# TO DO
Locate the word "color" in the entries below, then gather every line that holds it.

--- START ---

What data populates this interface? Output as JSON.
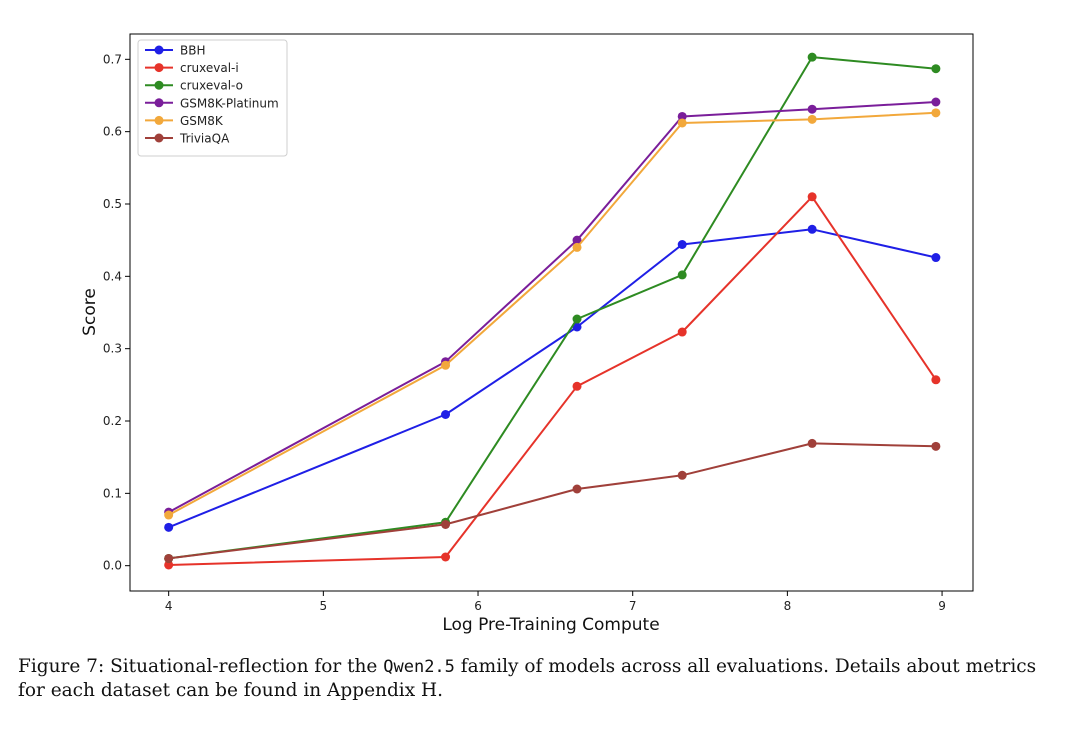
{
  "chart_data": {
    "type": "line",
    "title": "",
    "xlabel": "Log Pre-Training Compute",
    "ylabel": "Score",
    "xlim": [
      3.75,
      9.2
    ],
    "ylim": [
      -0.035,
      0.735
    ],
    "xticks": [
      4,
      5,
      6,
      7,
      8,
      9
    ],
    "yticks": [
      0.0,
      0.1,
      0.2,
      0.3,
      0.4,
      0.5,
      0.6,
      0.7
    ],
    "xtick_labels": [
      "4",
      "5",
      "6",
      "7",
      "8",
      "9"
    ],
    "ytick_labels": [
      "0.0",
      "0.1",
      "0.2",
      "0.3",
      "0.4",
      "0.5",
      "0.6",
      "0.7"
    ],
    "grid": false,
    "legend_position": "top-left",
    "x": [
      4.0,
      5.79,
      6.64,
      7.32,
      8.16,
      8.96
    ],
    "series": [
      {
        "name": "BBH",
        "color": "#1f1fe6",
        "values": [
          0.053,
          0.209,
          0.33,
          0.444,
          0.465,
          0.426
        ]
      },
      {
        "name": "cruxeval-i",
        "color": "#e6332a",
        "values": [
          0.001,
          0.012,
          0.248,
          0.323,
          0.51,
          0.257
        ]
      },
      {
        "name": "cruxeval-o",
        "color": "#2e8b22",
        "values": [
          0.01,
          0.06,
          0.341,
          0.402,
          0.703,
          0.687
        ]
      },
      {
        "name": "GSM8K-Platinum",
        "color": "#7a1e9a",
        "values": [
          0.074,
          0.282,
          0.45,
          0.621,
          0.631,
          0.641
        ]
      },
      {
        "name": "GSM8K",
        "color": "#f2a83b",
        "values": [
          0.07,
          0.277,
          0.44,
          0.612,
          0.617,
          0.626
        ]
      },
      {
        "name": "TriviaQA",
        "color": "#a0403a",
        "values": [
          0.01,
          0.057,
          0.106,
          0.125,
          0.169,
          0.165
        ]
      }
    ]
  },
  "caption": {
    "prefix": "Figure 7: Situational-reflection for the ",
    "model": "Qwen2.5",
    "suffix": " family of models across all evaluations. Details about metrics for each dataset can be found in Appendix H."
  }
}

--- END ---

# EXPECTED ANSWER
        "color": "#1f1fe6",
        "color": "#e6332a",
        "color": "#2e8b22",
        "color": "#7a1e9a",
        "color": "#f2a83b",
        "color": "#a0403a",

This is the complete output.